**Written problem:** Find and copy lines holding "title".
# start of Records for the task
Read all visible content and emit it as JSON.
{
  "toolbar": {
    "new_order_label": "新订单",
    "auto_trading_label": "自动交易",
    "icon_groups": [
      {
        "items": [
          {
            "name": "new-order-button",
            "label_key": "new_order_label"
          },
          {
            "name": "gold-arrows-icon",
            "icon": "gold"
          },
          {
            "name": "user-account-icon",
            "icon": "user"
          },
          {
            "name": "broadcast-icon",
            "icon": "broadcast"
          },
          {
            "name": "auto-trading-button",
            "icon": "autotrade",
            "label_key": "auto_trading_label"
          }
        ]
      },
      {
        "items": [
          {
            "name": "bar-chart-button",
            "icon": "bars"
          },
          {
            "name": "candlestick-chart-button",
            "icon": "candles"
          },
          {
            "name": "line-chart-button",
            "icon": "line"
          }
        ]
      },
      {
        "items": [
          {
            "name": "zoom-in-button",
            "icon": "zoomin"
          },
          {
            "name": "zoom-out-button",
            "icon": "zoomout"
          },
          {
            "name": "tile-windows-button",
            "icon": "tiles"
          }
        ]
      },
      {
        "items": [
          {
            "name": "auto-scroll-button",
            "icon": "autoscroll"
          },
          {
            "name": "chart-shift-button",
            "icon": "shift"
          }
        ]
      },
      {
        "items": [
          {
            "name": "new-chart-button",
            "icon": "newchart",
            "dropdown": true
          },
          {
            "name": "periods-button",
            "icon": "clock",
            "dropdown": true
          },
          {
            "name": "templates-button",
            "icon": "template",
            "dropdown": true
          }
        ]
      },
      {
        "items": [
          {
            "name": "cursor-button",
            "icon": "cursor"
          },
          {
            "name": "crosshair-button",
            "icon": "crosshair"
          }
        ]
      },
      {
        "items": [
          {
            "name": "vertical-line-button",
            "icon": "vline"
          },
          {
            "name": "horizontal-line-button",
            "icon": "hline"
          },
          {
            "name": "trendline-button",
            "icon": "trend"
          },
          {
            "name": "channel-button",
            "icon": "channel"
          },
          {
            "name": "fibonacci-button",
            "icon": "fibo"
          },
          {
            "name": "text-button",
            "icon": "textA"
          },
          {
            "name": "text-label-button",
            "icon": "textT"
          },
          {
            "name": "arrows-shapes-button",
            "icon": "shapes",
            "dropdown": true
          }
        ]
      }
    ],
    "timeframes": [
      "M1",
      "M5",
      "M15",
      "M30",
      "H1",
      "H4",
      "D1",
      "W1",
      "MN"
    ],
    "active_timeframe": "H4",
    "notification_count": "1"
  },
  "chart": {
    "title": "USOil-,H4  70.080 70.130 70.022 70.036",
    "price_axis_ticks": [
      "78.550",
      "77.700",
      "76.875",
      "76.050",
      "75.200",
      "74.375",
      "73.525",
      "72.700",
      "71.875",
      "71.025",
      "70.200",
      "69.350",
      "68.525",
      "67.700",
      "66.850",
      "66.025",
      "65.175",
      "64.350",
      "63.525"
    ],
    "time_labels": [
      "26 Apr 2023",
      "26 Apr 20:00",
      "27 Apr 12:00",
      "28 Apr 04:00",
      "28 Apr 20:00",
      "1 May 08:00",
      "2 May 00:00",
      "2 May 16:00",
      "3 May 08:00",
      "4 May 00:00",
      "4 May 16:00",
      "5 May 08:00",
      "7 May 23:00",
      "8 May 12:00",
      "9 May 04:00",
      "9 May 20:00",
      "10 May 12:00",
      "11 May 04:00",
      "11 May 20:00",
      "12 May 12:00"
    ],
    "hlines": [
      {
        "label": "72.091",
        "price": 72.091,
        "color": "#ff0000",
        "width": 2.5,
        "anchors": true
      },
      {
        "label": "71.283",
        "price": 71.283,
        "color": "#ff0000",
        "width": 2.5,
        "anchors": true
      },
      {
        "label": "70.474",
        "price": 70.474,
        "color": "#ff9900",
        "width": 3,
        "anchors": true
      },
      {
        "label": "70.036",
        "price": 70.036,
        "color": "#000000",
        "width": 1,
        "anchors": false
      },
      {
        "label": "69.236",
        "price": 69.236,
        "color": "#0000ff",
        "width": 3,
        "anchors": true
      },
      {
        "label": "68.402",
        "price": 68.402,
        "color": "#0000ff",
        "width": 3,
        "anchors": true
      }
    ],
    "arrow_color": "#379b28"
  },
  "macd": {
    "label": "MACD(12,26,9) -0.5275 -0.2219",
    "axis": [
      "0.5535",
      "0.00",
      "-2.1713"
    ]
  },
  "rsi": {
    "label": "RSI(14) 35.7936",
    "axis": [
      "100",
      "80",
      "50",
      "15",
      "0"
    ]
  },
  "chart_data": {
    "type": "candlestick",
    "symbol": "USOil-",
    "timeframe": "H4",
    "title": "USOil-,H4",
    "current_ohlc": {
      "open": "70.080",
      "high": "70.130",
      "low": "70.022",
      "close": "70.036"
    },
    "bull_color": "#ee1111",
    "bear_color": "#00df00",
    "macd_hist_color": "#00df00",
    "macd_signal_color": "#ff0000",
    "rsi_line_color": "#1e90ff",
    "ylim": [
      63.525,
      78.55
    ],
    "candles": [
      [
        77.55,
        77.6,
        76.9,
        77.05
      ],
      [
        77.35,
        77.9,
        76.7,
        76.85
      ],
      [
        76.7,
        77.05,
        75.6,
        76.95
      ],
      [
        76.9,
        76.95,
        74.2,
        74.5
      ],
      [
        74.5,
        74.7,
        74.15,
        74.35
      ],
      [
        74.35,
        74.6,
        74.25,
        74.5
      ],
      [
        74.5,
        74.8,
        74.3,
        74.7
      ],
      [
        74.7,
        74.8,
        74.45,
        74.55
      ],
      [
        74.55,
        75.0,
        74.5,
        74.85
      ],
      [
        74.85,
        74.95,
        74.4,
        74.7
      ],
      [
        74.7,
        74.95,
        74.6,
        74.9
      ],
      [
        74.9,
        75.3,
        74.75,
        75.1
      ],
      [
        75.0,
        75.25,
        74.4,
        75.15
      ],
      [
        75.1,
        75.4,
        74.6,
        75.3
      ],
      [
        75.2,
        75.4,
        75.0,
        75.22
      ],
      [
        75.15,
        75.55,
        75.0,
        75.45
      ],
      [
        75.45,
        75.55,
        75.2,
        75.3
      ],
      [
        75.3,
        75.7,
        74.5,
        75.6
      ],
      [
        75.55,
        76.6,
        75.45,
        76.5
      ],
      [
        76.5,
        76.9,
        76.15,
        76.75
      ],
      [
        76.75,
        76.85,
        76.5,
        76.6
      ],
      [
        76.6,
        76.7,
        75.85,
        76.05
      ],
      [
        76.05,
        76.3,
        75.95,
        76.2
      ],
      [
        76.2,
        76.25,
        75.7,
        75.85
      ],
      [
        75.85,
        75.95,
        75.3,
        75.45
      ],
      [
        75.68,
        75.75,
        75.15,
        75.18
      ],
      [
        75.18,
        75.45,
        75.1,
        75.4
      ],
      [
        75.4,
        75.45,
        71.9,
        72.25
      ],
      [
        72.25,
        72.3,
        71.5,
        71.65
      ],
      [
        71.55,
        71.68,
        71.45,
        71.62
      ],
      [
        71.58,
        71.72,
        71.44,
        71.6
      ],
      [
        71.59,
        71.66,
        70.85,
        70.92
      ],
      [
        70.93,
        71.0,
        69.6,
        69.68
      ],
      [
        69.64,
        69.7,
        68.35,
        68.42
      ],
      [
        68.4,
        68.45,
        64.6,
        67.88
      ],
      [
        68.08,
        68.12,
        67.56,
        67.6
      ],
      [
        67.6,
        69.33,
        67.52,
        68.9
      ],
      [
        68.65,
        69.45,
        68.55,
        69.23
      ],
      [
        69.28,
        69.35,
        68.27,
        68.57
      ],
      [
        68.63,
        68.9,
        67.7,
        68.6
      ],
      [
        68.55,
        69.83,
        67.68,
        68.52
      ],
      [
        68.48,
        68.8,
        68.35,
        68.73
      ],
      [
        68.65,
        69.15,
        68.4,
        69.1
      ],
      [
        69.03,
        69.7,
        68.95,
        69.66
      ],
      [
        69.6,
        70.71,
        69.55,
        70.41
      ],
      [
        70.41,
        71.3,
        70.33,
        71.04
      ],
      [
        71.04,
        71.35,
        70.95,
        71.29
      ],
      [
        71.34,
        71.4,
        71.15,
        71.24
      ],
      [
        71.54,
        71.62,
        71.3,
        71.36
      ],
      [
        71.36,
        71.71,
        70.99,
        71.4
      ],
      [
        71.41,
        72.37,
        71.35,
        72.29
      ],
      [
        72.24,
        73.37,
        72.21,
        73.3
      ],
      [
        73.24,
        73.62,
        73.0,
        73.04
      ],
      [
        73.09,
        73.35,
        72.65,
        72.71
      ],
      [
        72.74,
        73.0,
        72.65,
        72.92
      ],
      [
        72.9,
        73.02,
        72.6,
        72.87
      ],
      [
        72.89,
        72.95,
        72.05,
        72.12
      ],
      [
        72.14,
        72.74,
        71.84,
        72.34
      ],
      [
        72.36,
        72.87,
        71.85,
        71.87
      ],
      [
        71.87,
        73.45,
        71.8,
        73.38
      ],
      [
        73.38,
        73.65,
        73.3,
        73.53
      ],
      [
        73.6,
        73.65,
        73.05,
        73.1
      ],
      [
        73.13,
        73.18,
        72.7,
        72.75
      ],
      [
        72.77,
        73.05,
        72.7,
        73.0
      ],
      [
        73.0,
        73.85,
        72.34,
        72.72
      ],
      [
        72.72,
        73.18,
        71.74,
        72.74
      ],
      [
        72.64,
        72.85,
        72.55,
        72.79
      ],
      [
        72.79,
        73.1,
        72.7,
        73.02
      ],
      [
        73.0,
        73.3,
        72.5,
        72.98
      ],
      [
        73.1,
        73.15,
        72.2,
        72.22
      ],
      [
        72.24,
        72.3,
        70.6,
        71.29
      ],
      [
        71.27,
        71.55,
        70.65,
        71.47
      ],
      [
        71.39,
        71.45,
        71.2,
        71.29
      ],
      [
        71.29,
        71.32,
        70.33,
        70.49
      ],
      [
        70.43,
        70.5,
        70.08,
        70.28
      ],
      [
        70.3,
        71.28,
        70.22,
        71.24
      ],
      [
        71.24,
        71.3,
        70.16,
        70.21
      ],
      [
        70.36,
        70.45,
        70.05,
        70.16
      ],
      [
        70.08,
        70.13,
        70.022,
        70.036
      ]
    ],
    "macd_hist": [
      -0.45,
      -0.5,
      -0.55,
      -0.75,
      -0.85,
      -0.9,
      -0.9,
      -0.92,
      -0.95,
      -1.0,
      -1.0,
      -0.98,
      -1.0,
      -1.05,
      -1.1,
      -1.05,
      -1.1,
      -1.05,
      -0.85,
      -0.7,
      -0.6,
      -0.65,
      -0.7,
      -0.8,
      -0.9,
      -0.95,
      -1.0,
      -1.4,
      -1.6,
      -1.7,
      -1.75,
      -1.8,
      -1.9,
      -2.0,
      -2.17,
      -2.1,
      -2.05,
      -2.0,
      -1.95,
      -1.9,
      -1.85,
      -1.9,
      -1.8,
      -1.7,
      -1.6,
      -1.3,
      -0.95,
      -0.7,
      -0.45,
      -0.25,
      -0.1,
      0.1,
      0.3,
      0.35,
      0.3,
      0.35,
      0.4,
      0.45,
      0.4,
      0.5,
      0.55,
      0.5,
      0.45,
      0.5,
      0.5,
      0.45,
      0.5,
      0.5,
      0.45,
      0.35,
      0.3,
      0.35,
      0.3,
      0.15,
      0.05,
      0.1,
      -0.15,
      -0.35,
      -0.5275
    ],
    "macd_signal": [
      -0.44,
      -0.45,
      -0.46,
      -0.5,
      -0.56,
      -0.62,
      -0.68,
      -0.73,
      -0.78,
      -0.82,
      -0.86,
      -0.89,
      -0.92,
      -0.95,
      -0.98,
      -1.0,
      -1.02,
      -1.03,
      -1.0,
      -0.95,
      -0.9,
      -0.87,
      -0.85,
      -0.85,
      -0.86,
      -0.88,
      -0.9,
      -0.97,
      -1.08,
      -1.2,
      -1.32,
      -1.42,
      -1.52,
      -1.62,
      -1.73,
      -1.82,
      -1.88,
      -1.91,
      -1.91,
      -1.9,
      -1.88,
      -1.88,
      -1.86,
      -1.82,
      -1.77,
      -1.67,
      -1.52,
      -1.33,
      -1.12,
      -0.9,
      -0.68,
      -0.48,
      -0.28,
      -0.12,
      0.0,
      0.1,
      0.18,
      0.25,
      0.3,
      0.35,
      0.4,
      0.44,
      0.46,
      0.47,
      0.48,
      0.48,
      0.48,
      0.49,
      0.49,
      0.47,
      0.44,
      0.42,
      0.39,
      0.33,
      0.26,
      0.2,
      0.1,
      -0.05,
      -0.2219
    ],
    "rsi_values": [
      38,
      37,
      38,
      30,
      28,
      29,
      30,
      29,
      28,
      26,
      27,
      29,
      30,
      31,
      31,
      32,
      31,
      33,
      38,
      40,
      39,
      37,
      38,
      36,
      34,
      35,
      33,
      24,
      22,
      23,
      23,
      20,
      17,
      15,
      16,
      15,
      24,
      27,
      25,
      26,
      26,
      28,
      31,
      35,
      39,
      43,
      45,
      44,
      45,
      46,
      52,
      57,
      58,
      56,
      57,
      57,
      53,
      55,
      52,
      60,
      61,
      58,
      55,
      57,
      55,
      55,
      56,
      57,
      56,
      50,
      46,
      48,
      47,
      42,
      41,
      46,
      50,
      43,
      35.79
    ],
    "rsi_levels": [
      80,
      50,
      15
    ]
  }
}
# end of Records for the task
**Answer to the exercise:**
    "title": "USOil-,H4  70.080 70.130 70.022 70.036",
    "title": "USOil-,H4",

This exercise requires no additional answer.